*INSTRUCTIONS FOR THE TASK*: Write out all the entries word for word and omit any pictures.

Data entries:
Begin

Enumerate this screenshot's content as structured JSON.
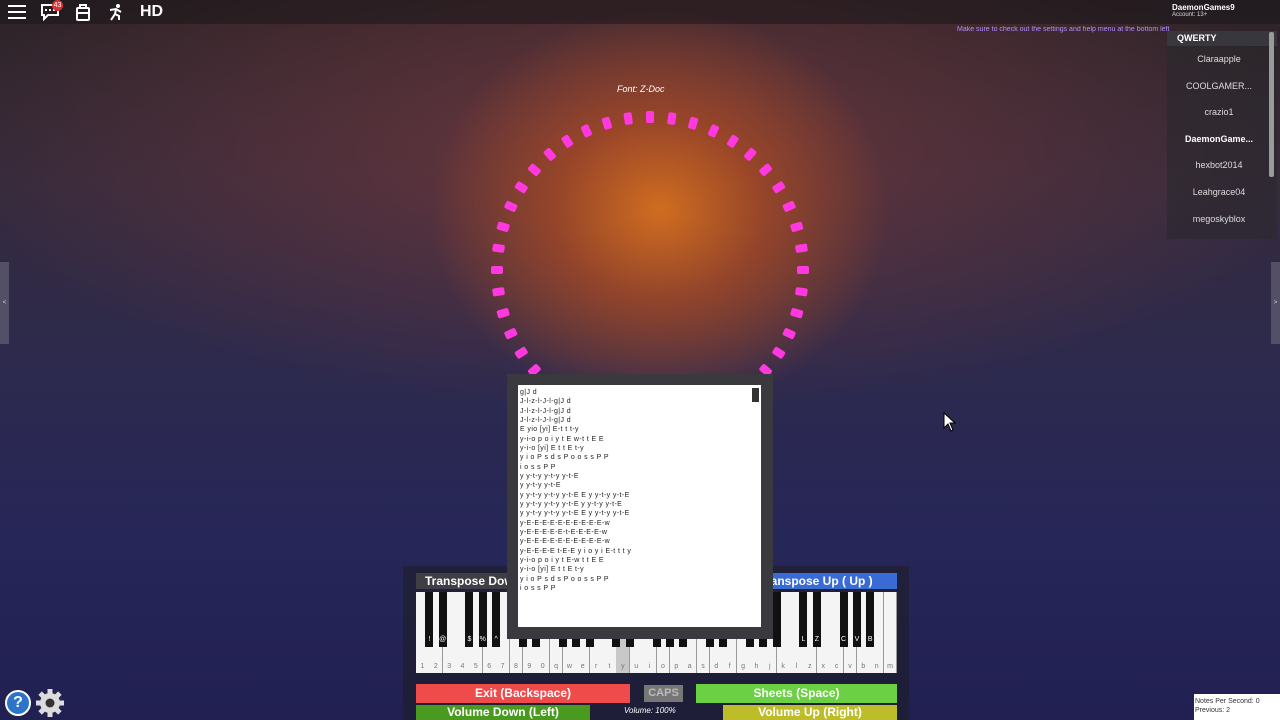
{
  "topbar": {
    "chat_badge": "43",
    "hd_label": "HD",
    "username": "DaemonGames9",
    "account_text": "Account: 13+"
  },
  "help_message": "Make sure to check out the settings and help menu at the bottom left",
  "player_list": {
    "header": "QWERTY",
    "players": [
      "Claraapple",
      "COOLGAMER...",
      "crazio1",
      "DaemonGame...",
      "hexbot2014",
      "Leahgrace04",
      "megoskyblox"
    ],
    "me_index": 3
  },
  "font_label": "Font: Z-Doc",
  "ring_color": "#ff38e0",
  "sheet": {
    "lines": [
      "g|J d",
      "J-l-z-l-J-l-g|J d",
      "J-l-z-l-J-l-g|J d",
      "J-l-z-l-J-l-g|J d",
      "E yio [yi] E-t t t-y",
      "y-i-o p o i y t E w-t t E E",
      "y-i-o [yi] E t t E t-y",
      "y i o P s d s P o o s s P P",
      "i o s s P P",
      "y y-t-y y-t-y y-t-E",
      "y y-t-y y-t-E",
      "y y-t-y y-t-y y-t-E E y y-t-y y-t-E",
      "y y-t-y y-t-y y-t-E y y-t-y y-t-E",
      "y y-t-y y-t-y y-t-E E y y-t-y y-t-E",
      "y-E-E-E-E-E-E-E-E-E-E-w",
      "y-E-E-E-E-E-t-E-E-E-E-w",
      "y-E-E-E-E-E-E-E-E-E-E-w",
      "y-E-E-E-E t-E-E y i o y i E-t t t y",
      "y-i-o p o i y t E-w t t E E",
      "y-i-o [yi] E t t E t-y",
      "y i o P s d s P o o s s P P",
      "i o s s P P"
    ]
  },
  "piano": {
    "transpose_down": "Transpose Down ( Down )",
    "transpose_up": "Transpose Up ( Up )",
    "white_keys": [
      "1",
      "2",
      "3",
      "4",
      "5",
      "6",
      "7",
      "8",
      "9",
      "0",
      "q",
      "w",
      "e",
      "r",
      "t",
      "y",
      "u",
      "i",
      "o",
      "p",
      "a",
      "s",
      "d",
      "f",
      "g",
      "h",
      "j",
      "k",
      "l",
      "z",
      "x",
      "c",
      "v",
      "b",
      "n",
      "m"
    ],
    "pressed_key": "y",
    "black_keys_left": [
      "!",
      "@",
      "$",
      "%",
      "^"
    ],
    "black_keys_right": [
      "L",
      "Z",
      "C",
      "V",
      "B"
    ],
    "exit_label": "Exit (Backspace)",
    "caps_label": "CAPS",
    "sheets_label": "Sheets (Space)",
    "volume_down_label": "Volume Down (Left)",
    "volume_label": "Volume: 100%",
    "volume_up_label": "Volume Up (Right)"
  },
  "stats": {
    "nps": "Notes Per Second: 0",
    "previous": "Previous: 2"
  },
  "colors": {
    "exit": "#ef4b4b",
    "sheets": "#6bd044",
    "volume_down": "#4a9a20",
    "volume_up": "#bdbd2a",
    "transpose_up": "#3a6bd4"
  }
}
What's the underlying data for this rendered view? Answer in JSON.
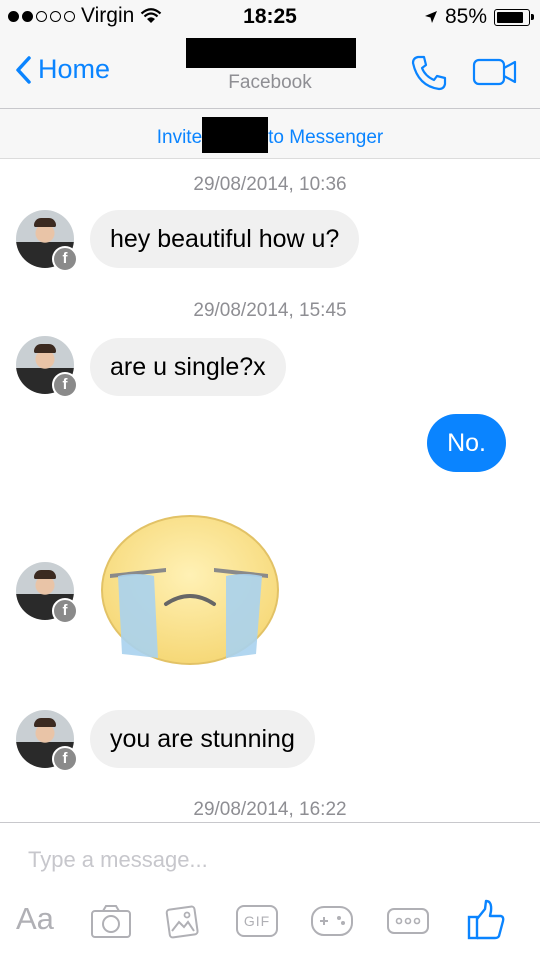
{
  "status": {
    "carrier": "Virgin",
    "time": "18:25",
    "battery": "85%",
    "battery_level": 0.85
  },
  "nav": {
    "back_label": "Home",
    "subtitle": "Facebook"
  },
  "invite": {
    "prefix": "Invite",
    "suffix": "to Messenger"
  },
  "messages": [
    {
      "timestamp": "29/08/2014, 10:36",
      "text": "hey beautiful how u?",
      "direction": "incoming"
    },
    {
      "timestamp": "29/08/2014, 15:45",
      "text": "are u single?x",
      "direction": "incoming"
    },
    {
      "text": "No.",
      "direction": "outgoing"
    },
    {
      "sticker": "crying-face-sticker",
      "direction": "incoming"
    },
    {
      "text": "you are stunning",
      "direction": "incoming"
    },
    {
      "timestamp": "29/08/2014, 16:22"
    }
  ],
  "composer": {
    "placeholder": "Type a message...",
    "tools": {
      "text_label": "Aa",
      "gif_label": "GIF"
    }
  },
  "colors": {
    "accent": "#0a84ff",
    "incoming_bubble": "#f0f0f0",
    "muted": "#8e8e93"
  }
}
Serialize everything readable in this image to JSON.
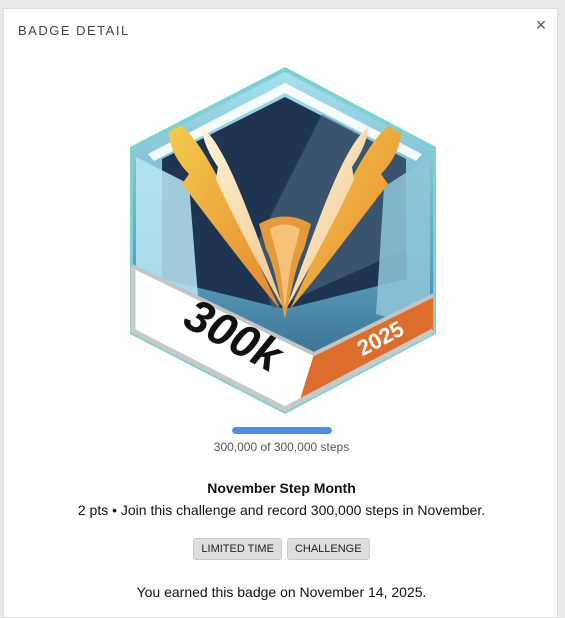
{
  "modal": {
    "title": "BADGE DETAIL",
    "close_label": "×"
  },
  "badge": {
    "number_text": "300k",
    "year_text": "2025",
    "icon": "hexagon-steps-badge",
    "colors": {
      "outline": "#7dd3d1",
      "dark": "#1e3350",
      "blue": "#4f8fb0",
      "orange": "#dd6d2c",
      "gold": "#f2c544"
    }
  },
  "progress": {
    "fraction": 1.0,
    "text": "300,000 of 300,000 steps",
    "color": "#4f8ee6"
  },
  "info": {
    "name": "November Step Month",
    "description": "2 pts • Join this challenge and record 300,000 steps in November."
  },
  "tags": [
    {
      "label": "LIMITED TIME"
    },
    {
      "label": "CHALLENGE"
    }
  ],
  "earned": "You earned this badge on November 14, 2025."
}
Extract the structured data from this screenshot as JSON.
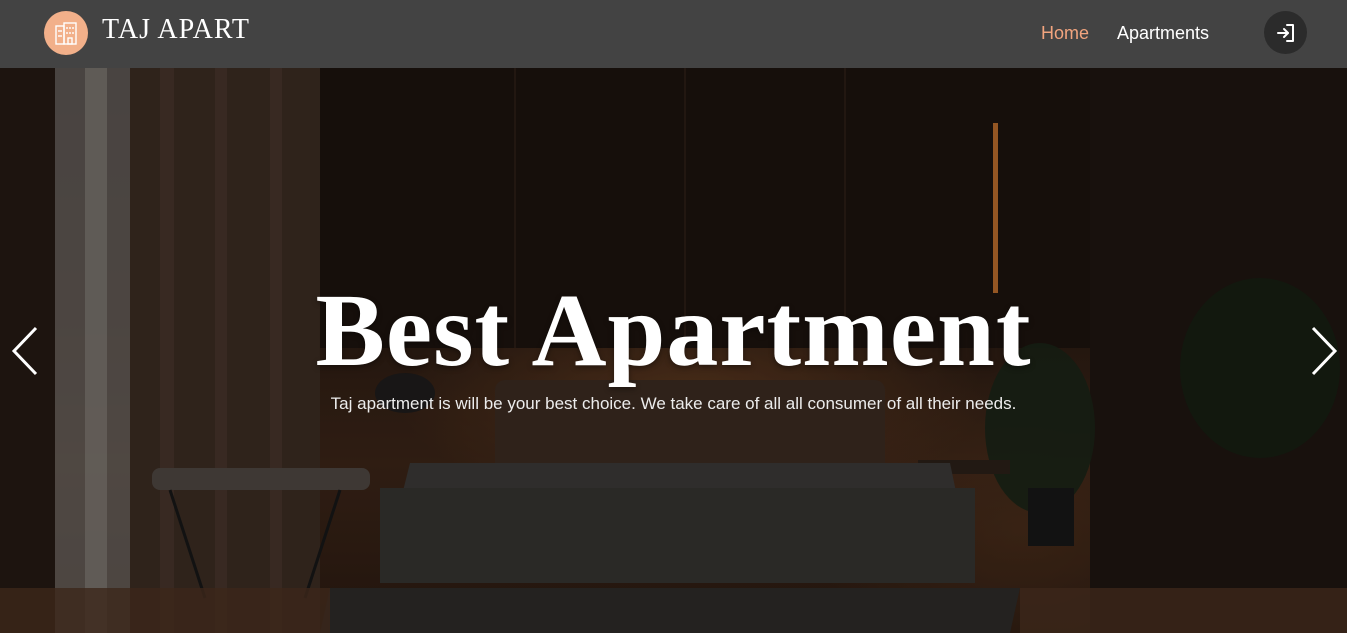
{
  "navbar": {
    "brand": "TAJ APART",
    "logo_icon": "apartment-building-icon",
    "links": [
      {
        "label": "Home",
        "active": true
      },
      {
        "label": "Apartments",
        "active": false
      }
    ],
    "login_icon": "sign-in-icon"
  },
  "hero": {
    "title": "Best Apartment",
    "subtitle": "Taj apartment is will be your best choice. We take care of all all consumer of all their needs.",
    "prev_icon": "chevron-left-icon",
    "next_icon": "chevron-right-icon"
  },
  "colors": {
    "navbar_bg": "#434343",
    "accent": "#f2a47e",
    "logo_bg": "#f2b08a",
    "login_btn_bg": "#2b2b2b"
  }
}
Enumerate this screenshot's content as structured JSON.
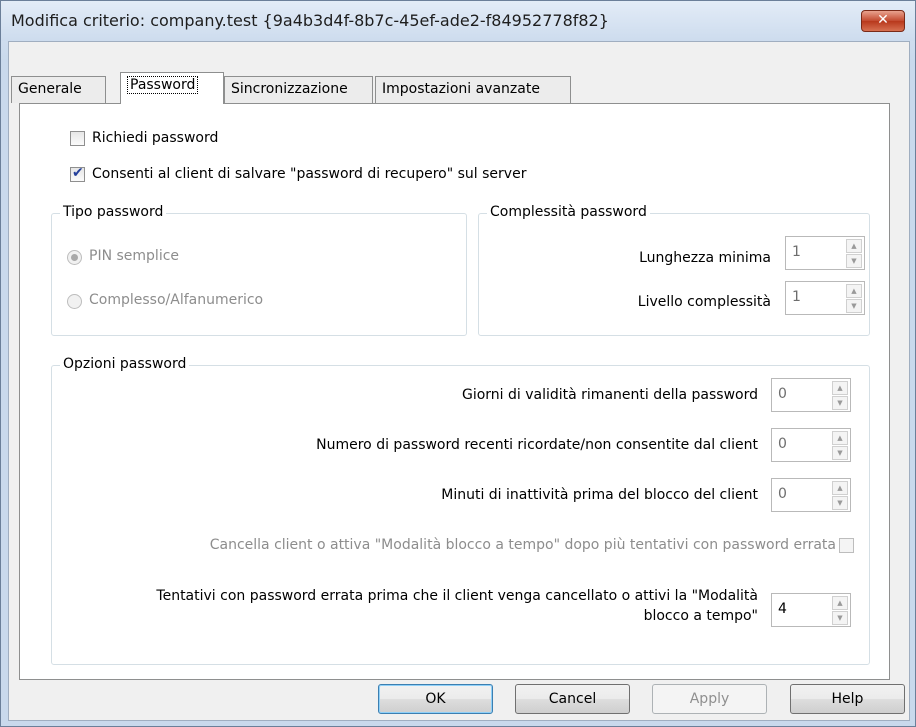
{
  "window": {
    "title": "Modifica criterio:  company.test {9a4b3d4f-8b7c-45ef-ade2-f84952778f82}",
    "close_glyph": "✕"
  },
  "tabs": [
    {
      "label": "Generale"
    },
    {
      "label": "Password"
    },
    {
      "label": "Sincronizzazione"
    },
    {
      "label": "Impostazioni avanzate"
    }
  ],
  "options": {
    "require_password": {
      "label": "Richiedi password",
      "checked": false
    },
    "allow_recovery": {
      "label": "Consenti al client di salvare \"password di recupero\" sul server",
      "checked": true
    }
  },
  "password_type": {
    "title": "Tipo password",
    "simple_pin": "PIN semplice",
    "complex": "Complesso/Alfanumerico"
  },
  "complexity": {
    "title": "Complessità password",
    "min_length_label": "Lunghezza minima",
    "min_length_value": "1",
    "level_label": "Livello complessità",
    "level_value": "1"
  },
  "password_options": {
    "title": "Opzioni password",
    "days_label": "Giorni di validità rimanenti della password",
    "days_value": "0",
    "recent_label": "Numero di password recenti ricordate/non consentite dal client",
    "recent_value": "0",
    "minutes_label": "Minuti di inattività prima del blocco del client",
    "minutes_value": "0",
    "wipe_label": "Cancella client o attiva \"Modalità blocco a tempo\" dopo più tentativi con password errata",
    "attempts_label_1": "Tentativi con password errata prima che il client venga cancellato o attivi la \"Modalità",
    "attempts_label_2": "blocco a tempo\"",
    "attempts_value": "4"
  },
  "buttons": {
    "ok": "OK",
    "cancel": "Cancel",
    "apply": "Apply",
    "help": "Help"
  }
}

End

*FINISHED ANSWER*:
Enumerate this screenshot's content as structured JSON.
{
  "topbar": {
    "chat_badge": "43",
    "hd_label": "HD",
    "username": "DaemonGames9",
    "account_text": "Account: 13+"
  },
  "help_message": "Make sure to check out the settings and help menu at the bottom left",
  "player_list": {
    "header": "QWERTY",
    "players": [
      "Claraapple",
      "COOLGAMER...",
      "crazio1",
      "DaemonGame...",
      "hexbot2014",
      "Leahgrace04",
      "megoskyblox"
    ],
    "me_index": 3
  },
  "font_label": "Font: Z-Doc",
  "ring_color": "#ff38e0",
  "sheet": {
    "lines": [
      "g|J d",
      "J-l-z-l-J-l-g|J d",
      "J-l-z-l-J-l-g|J d",
      "J-l-z-l-J-l-g|J d",
      "E yio [yi] E-t t t-y",
      "y-i-o p o i y t E w-t t E E",
      "y-i-o [yi] E t t E t-y",
      "y i o P s d s P o o s s P P",
      "i o s s P P",
      "y y-t-y y-t-y y-t-E",
      "y y-t-y y-t-E",
      "y y-t-y y-t-y y-t-E E y y-t-y y-t-E",
      "y y-t-y y-t-y y-t-E y y-t-y y-t-E",
      "y y-t-y y-t-y y-t-E E y y-t-y y-t-E",
      "y-E-E-E-E-E-E-E-E-E-E-w",
      "y-E-E-E-E-E-t-E-E-E-E-w",
      "y-E-E-E-E-E-E-E-E-E-E-w",
      "y-E-E-E-E t-E-E y i o y i E-t t t y",
      "y-i-o p o i y t E-w t t E E",
      "y-i-o [yi] E t t E t-y",
      "y i o P s d s P o o s s P P",
      "i o s s P P"
    ]
  },
  "piano": {
    "transpose_down": "Transpose Down ( Down )",
    "transpose_up": "Transpose Up ( Up )",
    "white_keys": [
      "1",
      "2",
      "3",
      "4",
      "5",
      "6",
      "7",
      "8",
      "9",
      "0",
      "q",
      "w",
      "e",
      "r",
      "t",
      "y",
      "u",
      "i",
      "o",
      "p",
      "a",
      "s",
      "d",
      "f",
      "g",
      "h",
      "j",
      "k",
      "l",
      "z",
      "x",
      "c",
      "v",
      "b",
      "n",
      "m"
    ],
    "pressed_key": "y",
    "black_keys_left": [
      "!",
      "@",
      "$",
      "%",
      "^"
    ],
    "black_keys_right": [
      "L",
      "Z",
      "C",
      "V",
      "B"
    ],
    "exit_label": "Exit (Backspace)",
    "caps_label": "CAPS",
    "sheets_label": "Sheets (Space)",
    "volume_down_label": "Volume Down (Left)",
    "volume_label": "Volume: 100%",
    "volume_up_label": "Volume Up (Right)"
  },
  "stats": {
    "nps": "Notes Per Second: 0",
    "previous": "Previous: 2"
  },
  "colors": {
    "exit": "#ef4b4b",
    "sheets": "#6bd044",
    "volume_down": "#4a9a20",
    "volume_up": "#bdbd2a",
    "transpose_up": "#3a6bd4"
  }
}
What's the underlying data for this rendered view? Answer in JSON.
{
  "status": {
    "carrier": "Virgin",
    "time": "18:25",
    "battery": "85%",
    "battery_level": 0.85
  },
  "nav": {
    "back_label": "Home",
    "subtitle": "Facebook"
  },
  "invite": {
    "prefix": "Invite",
    "suffix": "to Messenger"
  },
  "messages": [
    {
      "timestamp": "29/08/2014, 10:36",
      "text": "hey beautiful how u?",
      "direction": "incoming"
    },
    {
      "timestamp": "29/08/2014, 15:45",
      "text": "are u single?x",
      "direction": "incoming"
    },
    {
      "text": "No.",
      "direction": "outgoing"
    },
    {
      "sticker": "crying-face-sticker",
      "direction": "incoming"
    },
    {
      "text": "you are stunning",
      "direction": "incoming"
    },
    {
      "timestamp": "29/08/2014, 16:22"
    }
  ],
  "composer": {
    "placeholder": "Type a message...",
    "tools": {
      "text_label": "Aa",
      "gif_label": "GIF"
    }
  },
  "colors": {
    "accent": "#0a84ff",
    "incoming_bubble": "#f0f0f0",
    "muted": "#8e8e93"
  }
}
Serialize everything readable in this image to JSON.
{
  "modal": {
    "title": "BADGE DETAIL",
    "close_label": "×"
  },
  "badge": {
    "number_text": "300k",
    "year_text": "2025",
    "icon": "hexagon-steps-badge",
    "colors": {
      "outline": "#7dd3d1",
      "dark": "#1e3350",
      "blue": "#4f8fb0",
      "orange": "#dd6d2c",
      "gold": "#f2c544"
    }
  },
  "progress": {
    "fraction": 1.0,
    "text": "300,000 of 300,000 steps",
    "color": "#4f8ee6"
  },
  "info": {
    "name": "November Step Month",
    "description": "2 pts • Join this challenge and record 300,000 steps in November."
  },
  "tags": [
    {
      "label": "LIMITED TIME"
    },
    {
      "label": "CHALLENGE"
    }
  ],
  "earned": "You earned this badge on November 14, 2025."
}
Extract the structured data from this screenshot as JSON.
{
  "navbar": {
    "brand": "TAJ APART",
    "logo_icon": "apartment-building-icon",
    "links": [
      {
        "label": "Home",
        "active": true
      },
      {
        "label": "Apartments",
        "active": false
      }
    ],
    "login_icon": "sign-in-icon"
  },
  "hero": {
    "title": "Best Apartment",
    "subtitle": "Taj apartment is will be your best choice. We take care of all all consumer of all their needs.",
    "prev_icon": "chevron-left-icon",
    "next_icon": "chevron-right-icon"
  },
  "colors": {
    "navbar_bg": "#434343",
    "accent": "#f2a47e",
    "logo_bg": "#f2b08a",
    "login_btn_bg": "#2b2b2b"
  }
}
Enumerate this screenshot's content as structured JSON.
{
  "window": {
    "title": "Modifica criterio:  company.test {9a4b3d4f-8b7c-45ef-ade2-f84952778f82}",
    "close_glyph": "✕"
  },
  "tabs": [
    {
      "label": "Generale"
    },
    {
      "label": "Password"
    },
    {
      "label": "Sincronizzazione"
    },
    {
      "label": "Impostazioni avanzate"
    }
  ],
  "options": {
    "require_password": {
      "label": "Richiedi password",
      "checked": false
    },
    "allow_recovery": {
      "label": "Consenti al client di salvare \"password di recupero\" sul server",
      "checked": true
    }
  },
  "password_type": {
    "title": "Tipo password",
    "simple_pin": "PIN semplice",
    "complex": "Complesso/Alfanumerico"
  },
  "complexity": {
    "title": "Complessità password",
    "min_length_label": "Lunghezza minima",
    "min_length_value": "1",
    "level_label": "Livello complessità",
    "level_value": "1"
  },
  "password_options": {
    "title": "Opzioni password",
    "days_label": "Giorni di validità rimanenti della password",
    "days_value": "0",
    "recent_label": "Numero di password recenti ricordate/non consentite dal client",
    "recent_value": "0",
    "minutes_label": "Minuti di inattività prima del blocco del client",
    "minutes_value": "0",
    "wipe_label": "Cancella client o attiva \"Modalità blocco a tempo\" dopo più tentativi con password errata",
    "attempts_label_1": "Tentativi con password errata prima che il client venga cancellato o attivi la \"Modalità",
    "attempts_label_2": "blocco a tempo\"",
    "attempts_value": "4"
  },
  "buttons": {
    "ok": "OK",
    "cancel": "Cancel",
    "apply": "Apply",
    "help": "Help"
  }
}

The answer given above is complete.